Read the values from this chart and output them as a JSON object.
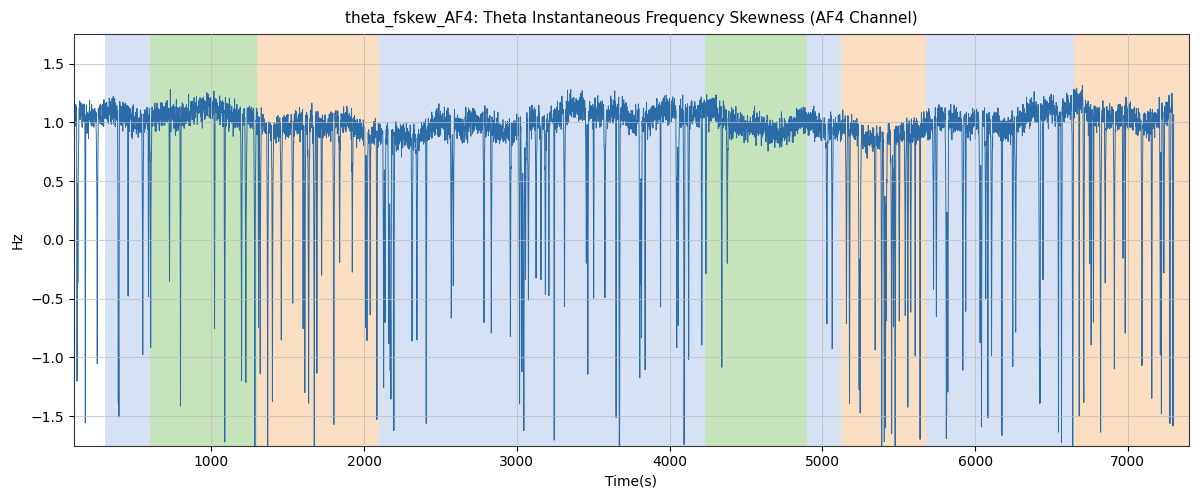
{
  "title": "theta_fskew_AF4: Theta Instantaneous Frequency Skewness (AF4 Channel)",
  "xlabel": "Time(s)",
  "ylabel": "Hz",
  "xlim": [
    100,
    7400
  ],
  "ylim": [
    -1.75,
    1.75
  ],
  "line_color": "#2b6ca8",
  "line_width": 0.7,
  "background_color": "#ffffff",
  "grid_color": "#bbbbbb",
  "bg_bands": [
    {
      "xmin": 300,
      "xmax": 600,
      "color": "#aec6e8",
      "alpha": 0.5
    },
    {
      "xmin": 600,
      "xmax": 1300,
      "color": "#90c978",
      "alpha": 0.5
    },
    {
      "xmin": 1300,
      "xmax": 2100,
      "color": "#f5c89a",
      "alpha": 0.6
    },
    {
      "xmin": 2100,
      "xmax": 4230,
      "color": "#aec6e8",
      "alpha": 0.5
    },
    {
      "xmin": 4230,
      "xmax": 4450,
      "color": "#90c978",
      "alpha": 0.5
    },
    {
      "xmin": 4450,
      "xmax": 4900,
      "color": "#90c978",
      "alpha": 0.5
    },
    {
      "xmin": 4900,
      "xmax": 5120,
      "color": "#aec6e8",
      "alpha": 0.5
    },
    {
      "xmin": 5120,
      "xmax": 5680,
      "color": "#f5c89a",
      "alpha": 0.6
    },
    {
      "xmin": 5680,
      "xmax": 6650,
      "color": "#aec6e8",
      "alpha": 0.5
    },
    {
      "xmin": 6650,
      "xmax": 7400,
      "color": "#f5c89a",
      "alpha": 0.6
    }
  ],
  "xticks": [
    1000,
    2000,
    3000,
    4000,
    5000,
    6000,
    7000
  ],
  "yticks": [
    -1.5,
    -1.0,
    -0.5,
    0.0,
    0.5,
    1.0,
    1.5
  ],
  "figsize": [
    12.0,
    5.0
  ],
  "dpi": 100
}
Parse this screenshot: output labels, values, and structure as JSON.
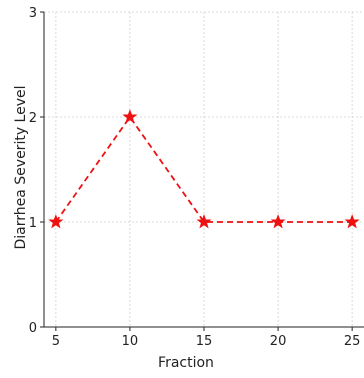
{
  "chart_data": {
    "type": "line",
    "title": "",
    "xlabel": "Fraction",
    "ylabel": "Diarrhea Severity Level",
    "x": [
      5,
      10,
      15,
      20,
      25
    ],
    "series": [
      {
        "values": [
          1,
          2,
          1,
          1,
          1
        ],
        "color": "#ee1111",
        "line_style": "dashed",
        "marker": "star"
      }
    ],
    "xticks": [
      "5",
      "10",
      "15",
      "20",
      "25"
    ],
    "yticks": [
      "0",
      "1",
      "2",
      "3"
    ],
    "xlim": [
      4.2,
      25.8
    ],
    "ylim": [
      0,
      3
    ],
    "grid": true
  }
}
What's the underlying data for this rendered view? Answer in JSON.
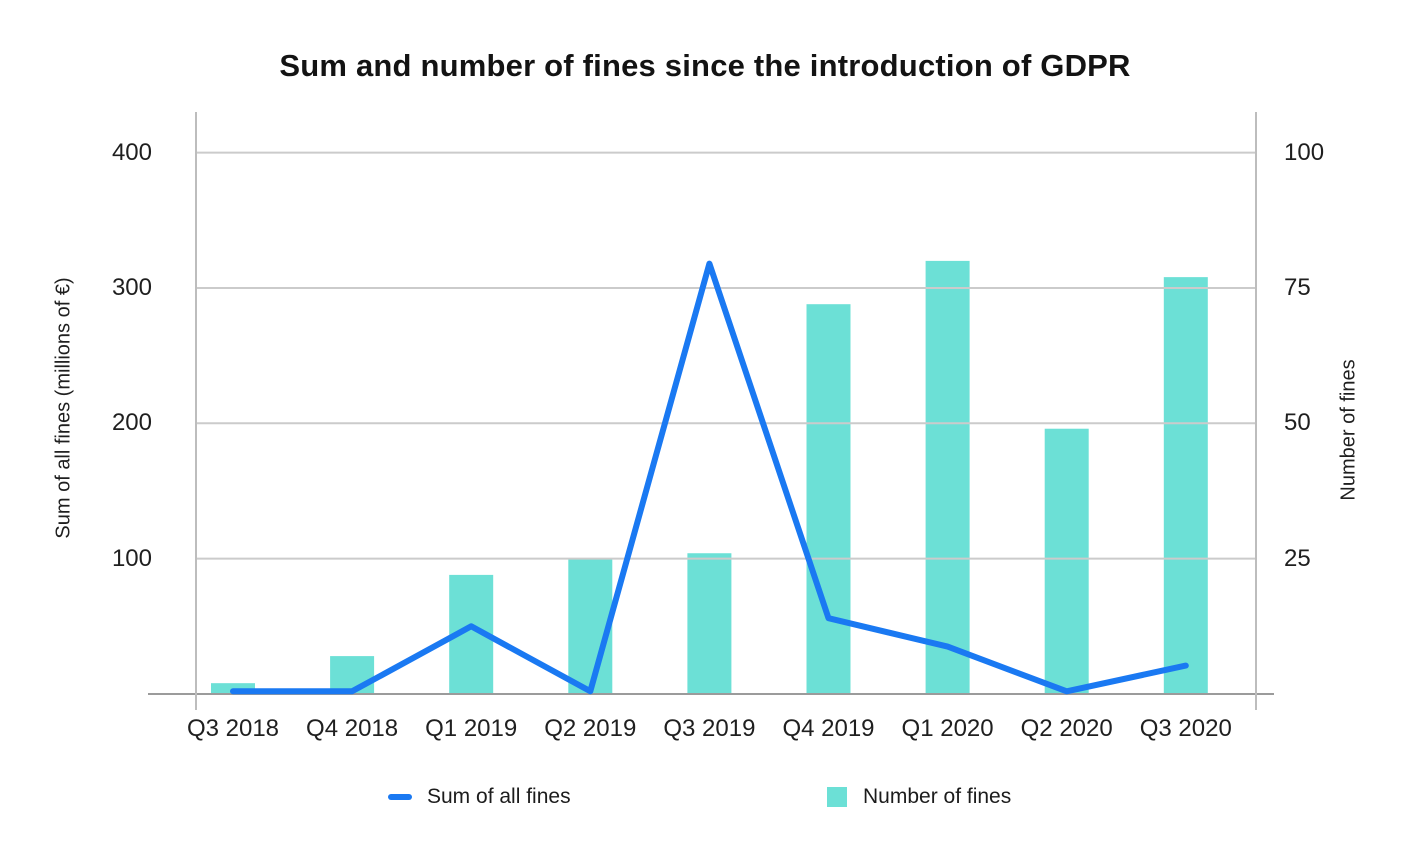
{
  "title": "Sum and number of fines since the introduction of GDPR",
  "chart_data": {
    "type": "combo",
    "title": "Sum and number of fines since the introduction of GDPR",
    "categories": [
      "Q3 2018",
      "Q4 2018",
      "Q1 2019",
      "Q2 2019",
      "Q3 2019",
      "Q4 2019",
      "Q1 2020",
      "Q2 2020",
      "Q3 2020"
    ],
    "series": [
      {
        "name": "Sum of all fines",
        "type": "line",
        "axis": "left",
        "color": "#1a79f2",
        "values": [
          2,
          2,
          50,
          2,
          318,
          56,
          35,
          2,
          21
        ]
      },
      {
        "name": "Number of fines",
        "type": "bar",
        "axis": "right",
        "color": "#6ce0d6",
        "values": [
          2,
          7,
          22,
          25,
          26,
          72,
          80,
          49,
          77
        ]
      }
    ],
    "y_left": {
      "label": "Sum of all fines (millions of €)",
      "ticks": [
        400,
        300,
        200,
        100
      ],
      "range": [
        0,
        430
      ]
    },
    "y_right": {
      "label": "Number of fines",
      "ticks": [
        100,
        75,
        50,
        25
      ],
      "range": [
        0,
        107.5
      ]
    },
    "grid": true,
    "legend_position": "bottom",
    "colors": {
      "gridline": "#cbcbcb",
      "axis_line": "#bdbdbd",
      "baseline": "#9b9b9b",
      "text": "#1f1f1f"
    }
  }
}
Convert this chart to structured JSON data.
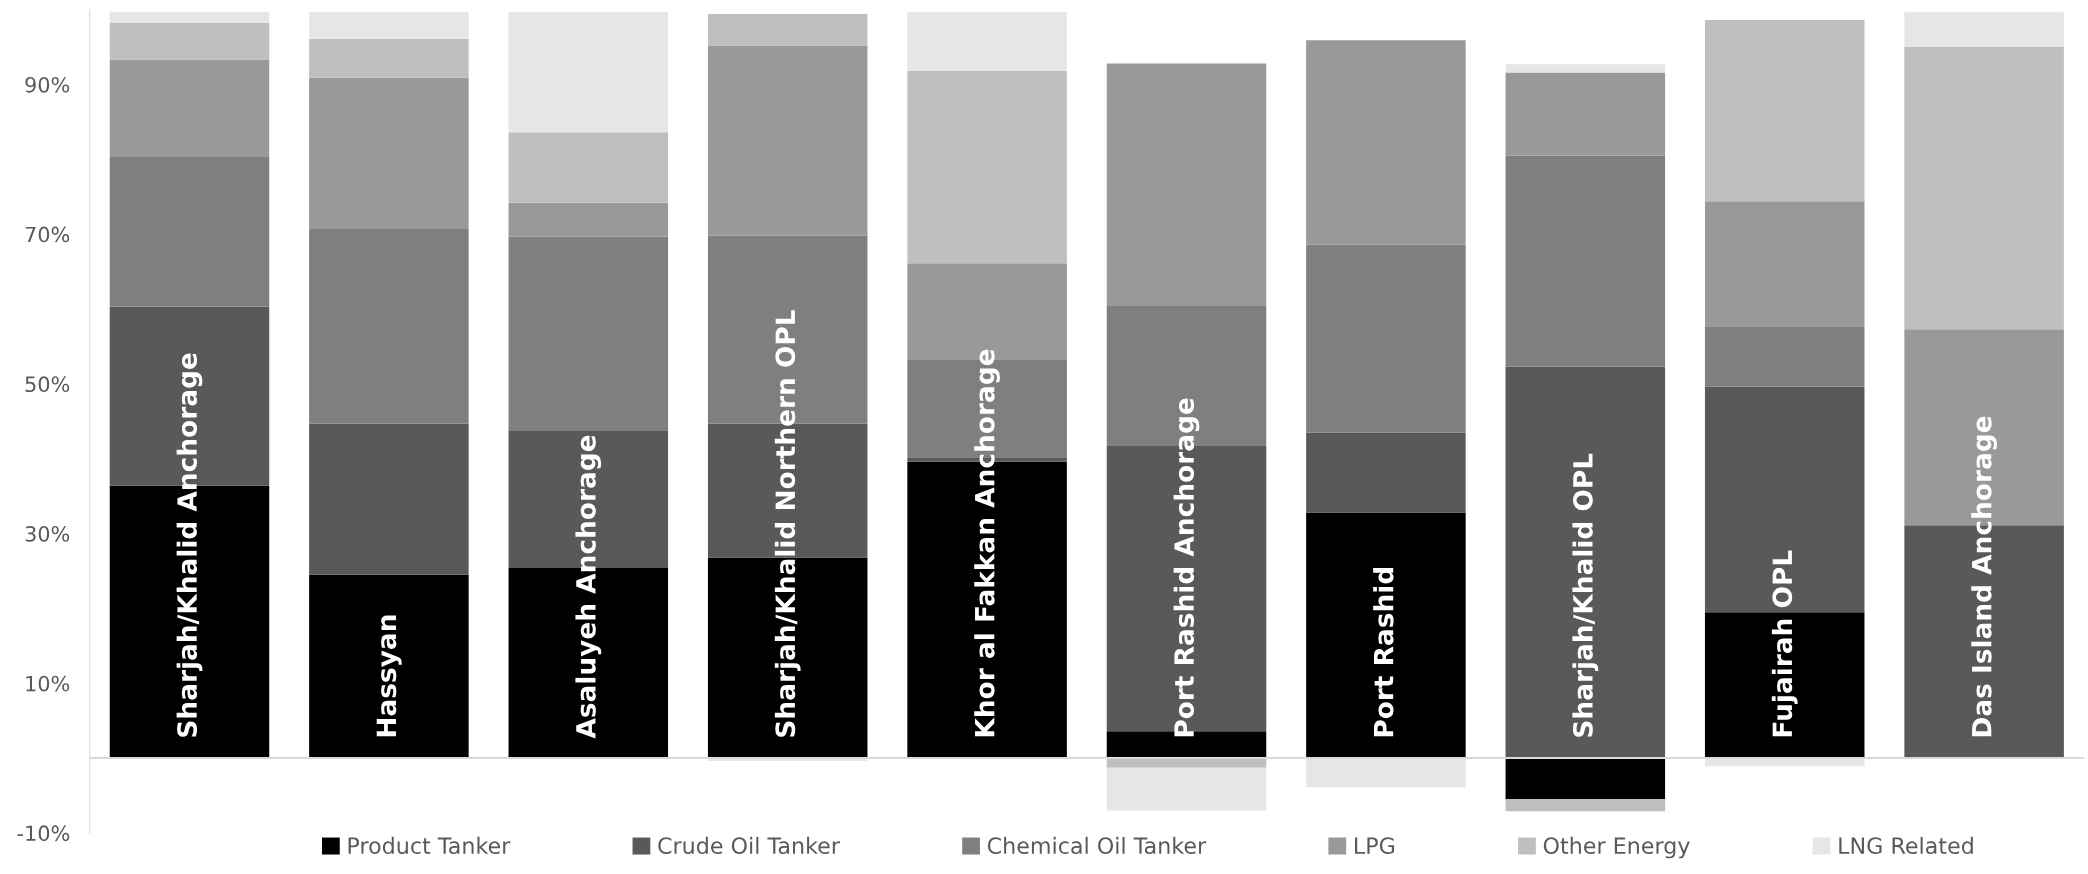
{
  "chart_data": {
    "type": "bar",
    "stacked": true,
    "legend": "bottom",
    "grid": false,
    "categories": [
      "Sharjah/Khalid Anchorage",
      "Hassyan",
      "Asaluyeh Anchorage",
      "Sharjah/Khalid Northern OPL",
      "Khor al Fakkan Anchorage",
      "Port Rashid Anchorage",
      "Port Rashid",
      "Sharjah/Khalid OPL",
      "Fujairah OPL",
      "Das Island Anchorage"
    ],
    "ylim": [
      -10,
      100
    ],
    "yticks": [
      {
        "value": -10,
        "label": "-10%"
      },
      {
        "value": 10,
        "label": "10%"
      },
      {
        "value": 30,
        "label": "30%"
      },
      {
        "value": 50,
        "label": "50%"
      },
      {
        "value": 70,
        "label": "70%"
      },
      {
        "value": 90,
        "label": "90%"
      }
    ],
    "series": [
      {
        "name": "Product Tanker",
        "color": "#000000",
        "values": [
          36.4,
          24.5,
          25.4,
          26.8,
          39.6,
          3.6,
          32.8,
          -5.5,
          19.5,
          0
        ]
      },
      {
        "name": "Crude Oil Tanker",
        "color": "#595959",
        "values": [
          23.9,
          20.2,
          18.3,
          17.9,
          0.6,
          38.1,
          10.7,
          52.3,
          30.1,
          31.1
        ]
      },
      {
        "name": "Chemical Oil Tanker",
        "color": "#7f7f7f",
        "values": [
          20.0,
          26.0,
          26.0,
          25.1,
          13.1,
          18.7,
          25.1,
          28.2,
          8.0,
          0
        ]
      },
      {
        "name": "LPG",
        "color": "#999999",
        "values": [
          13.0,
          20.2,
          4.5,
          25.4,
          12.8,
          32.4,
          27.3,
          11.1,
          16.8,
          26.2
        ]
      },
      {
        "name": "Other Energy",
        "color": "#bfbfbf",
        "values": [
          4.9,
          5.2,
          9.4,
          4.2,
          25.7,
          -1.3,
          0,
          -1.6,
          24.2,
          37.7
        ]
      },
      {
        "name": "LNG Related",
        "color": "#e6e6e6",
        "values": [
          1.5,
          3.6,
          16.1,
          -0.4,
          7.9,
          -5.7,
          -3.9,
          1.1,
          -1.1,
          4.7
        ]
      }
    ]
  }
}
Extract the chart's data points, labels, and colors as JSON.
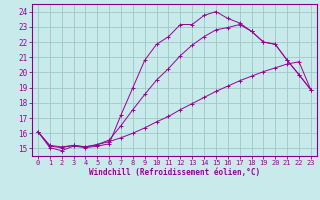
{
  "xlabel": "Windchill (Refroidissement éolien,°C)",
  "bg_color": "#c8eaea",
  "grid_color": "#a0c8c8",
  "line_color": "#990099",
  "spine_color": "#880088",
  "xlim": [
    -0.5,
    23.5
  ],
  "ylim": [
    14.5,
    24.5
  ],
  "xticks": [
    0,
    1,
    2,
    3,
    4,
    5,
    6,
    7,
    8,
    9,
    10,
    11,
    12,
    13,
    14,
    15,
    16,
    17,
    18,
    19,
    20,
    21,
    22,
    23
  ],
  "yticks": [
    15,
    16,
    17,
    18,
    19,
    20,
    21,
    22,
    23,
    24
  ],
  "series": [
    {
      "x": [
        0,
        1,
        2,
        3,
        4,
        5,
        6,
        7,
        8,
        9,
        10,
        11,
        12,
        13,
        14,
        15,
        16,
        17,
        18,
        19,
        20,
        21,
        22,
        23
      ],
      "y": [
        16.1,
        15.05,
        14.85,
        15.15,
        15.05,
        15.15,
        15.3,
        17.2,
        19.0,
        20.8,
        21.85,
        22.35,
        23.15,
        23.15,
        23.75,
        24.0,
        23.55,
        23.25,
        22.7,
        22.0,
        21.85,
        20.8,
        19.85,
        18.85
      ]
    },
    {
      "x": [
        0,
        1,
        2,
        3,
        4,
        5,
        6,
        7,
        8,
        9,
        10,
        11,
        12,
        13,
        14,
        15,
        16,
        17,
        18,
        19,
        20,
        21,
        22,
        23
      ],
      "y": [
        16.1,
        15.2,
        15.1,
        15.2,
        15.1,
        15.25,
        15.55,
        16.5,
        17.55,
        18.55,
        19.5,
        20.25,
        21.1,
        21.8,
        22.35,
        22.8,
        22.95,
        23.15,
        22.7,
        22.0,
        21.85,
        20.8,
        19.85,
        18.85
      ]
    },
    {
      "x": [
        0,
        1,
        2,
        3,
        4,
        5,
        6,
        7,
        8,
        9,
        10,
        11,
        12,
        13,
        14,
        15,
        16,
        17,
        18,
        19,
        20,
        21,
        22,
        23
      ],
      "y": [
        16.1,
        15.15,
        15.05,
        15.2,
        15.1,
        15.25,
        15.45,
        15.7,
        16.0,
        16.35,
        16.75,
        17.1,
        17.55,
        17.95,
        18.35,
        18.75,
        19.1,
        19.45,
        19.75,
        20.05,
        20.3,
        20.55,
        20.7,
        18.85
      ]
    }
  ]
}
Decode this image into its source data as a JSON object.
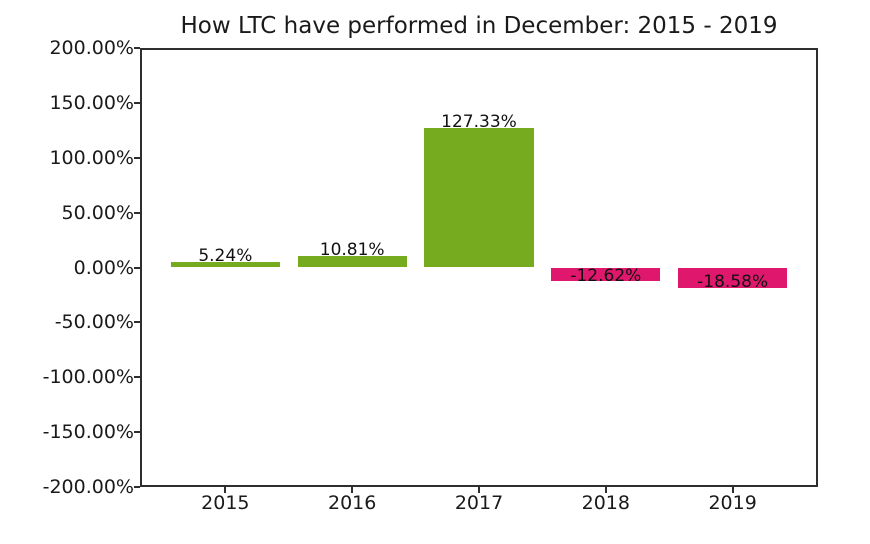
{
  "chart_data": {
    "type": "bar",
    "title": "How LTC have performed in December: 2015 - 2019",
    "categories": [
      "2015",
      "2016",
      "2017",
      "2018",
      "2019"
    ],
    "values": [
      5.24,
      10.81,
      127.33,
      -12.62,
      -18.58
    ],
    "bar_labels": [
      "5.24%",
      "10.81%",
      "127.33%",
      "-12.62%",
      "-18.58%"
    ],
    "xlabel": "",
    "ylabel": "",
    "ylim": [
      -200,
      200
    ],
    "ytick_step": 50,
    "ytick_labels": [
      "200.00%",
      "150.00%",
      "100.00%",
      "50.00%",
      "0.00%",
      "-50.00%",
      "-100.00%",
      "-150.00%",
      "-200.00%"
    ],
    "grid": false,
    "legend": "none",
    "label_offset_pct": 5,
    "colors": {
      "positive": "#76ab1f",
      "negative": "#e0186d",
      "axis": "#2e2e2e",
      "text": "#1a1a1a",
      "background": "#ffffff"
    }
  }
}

▬▬▬▬▬▬

* [REQUEST]:
Count every line of the records that holds "this". State the number, nothing else.

* [FINAL RESULT]:
5